+++ TEXTO +++

Alternativa correta: D — Técnicos podem cuidar de mais de uma espécie, e por isso é indispensável treinamento específico por atividade e espécie, com informação clara sobre riscos e formas de prevenção (EPIs, contenção, descarte, vacinação ocupacional quando indicada, higiene e ergonomia). Diretrizes do CONCEA, WHO e BMBL reforçam que ninguém executa atividades em biotério sem capacitação prévia e contínua e sem conhecer os perigos (mordidas/arranhões, alérgenos de roedores, zoonoses como LCMV/rat-bite fever, anestésicos, radioisótopos). Isso alinha-se ao princípio de gestão de risco e à NR-32 (segurança e saúde em serviços de saúde).

Por que as demais estão incorretas:

A) Afirma que animais só oferecem risco quando “experimentalmente infectados”. Falso. Há riscos não infecciosos (mordidas, arranhões, alergia ocupacional a proteínas urinárias de roedores), infecciosos endêmicos (LCMV em roedores, Salmonella em répteis), ectoparasitas e riscos físicos/químicos do manejo. BMBL e WHO destacam que o risco existe mesmo sem infecção experimental.

B) Correta ao dizer que normas e cuidados reduzem infecção, mas erra ao afirmar que o risco de zoonose indifere da espécie. Falso. O risco varia com a espécie, procedimento e condições sanitárias (ex.: primatas não humanos têm perfil de risco distinto de roedores; peixes/zebrafish têm outros agentes). CONCEA e CDC enfatizam avaliação específica por espécie.

+++ MATERIAL SELECIONADO +++

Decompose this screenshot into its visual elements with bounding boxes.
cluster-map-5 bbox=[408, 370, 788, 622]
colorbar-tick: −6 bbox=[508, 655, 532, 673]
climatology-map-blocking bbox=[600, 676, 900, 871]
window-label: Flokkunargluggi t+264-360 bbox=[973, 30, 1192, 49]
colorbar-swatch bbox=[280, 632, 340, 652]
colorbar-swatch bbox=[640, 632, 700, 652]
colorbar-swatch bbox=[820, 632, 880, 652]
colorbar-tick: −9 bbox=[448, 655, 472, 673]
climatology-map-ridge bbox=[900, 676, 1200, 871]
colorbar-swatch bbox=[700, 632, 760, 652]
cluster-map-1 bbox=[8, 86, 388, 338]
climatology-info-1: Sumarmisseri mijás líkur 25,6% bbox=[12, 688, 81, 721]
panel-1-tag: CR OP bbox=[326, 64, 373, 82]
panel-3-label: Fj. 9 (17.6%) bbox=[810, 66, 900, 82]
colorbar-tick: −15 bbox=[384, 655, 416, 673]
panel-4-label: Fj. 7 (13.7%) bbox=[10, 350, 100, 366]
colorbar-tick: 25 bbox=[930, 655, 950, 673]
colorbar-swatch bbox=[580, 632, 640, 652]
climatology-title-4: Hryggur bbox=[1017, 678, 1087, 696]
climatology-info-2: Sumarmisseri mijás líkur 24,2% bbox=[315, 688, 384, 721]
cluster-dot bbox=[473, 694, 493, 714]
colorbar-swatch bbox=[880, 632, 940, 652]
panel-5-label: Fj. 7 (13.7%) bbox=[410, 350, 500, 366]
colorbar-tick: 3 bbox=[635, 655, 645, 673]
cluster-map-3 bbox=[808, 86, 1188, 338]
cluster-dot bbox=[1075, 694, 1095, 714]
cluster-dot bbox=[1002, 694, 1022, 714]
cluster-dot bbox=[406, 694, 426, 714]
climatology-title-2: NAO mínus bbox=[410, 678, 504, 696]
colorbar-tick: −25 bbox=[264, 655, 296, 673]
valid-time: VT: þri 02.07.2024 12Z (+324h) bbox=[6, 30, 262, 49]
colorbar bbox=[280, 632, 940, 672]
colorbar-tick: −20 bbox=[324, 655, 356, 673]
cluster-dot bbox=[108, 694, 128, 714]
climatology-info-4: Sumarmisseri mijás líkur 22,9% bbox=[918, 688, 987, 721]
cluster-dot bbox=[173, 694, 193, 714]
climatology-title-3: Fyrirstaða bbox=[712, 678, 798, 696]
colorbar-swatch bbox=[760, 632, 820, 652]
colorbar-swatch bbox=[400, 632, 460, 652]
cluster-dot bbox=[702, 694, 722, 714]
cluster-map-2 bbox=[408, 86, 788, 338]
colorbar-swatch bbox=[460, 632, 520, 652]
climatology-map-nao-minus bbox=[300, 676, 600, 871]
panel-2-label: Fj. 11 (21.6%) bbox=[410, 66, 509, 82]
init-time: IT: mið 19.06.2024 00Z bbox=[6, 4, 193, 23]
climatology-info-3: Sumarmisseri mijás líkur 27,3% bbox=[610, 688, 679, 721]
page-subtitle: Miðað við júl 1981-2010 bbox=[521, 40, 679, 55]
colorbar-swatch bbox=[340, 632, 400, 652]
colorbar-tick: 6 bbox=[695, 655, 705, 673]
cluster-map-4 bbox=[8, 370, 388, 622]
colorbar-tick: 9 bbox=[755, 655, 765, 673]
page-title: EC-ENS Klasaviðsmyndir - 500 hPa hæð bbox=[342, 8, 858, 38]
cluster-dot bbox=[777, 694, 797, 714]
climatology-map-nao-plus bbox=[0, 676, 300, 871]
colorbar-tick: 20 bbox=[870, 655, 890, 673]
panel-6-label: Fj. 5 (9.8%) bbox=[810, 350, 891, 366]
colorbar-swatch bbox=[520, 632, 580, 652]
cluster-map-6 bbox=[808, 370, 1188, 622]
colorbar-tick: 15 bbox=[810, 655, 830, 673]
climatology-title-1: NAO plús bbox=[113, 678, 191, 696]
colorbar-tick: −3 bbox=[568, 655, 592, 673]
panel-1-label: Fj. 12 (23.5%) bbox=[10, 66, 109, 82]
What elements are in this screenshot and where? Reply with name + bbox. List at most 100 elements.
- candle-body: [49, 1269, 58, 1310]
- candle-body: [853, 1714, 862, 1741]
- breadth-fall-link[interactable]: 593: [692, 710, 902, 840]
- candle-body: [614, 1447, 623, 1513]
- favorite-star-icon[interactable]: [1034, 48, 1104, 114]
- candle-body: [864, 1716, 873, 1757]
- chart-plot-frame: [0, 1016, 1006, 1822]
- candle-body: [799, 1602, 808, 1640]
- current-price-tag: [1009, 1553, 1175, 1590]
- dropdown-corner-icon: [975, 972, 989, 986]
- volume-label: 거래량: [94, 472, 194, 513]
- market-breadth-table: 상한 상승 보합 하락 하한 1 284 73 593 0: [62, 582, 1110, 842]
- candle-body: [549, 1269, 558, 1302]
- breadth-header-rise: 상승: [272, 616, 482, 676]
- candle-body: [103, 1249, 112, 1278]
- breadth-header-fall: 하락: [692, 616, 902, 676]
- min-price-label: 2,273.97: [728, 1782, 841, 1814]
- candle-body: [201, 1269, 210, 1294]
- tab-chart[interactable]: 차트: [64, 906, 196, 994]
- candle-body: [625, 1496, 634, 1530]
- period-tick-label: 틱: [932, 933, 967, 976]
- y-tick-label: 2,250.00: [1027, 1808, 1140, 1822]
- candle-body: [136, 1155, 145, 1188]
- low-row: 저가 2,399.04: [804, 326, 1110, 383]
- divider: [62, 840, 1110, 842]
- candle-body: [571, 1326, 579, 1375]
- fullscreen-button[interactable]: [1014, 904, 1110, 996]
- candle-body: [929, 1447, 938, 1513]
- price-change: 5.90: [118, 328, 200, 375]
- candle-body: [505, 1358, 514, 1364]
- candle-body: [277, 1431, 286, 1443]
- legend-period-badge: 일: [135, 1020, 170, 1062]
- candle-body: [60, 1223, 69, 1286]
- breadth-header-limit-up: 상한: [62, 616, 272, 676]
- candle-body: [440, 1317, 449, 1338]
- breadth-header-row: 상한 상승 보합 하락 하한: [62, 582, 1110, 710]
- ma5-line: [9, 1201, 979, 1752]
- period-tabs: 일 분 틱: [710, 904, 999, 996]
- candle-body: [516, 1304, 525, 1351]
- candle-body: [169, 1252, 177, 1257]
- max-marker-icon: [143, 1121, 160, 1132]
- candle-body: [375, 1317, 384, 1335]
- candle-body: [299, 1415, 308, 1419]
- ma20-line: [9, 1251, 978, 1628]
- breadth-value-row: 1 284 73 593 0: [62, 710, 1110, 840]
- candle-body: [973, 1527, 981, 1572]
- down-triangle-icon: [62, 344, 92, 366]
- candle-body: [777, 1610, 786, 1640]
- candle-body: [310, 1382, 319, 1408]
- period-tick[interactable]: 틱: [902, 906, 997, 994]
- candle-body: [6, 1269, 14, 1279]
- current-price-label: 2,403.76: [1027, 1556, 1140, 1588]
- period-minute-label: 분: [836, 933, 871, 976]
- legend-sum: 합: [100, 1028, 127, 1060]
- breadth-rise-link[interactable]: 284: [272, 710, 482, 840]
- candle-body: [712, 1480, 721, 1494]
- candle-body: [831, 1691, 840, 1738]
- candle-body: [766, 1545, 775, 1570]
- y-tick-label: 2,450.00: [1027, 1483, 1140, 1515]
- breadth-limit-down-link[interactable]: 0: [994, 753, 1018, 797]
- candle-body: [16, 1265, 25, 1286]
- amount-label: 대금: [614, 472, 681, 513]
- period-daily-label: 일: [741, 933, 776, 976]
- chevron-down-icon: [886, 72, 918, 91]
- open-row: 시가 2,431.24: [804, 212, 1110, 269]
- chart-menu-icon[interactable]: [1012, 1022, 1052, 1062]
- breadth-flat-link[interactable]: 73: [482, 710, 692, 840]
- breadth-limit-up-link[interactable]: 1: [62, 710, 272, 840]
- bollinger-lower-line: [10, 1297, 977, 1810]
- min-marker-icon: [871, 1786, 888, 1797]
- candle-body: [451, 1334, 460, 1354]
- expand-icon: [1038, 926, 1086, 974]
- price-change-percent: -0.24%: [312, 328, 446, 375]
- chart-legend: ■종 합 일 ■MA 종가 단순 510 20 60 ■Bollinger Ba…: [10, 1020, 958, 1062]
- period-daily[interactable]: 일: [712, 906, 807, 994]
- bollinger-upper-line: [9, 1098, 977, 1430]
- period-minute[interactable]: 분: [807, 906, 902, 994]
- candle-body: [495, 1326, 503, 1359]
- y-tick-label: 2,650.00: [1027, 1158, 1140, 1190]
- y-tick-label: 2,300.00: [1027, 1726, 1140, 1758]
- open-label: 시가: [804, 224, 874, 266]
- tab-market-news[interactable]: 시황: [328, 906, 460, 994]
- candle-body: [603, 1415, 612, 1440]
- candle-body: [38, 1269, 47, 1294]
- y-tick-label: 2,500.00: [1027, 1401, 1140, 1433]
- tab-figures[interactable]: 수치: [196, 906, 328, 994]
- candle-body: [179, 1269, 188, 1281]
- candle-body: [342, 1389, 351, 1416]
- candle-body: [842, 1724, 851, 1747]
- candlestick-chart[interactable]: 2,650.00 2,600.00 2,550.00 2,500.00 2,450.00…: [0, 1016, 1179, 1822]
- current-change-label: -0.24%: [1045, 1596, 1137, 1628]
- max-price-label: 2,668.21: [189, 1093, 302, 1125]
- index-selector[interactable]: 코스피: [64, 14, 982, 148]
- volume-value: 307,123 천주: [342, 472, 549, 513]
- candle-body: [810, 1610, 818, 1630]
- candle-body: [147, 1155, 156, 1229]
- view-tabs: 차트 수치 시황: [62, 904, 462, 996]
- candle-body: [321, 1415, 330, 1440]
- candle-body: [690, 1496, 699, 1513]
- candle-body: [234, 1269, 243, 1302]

+++

> **SOBRE O EXERCÍCIO**
Prossiga o texto sobre riscos em biotérios, começando logo após a última frase apresentada.

> **RESPOSTA DA TAREFA**
C) Diz que uso de EPIs elimina riscos de químicos, toxinas, radioisótopos e contatos com tecidos/maravalha. Falso. EPIs reduzem, mas não eliminam risco; são necessários controles de engenharia (capelas, ventilação), procedimentos, monitoramento e, para radioisótopos, princípios como ALARA. Maravalha pode causar alergias/asma ocupacional. WHO/BMBL deixam isso explícito.

E) Afirma que controles rígidos “reduzem as atribuições” dos profissionais. Falso. Segurança é responsabilidade contínua de todos (gestores, pesquisadores e técnicos). Controles institucionais não substituem o dever de seguir POPs, relatar incidentes e manter boas práticas (WHO, BMBL, CONCEA).

Estratégia para a prova: Desconfie de enunciados que: 1) minimizam riscos (“só há risco quando infectado”); 2) generalizam sem considerar a espécie; 3) tratam EPIs como solução única; 4) transferem a responsabilidade do indivíduo para “o sistema”. A resposta correta costuma enfatizar treinamento, multicamadas de controle e responsabilidade compartilhada.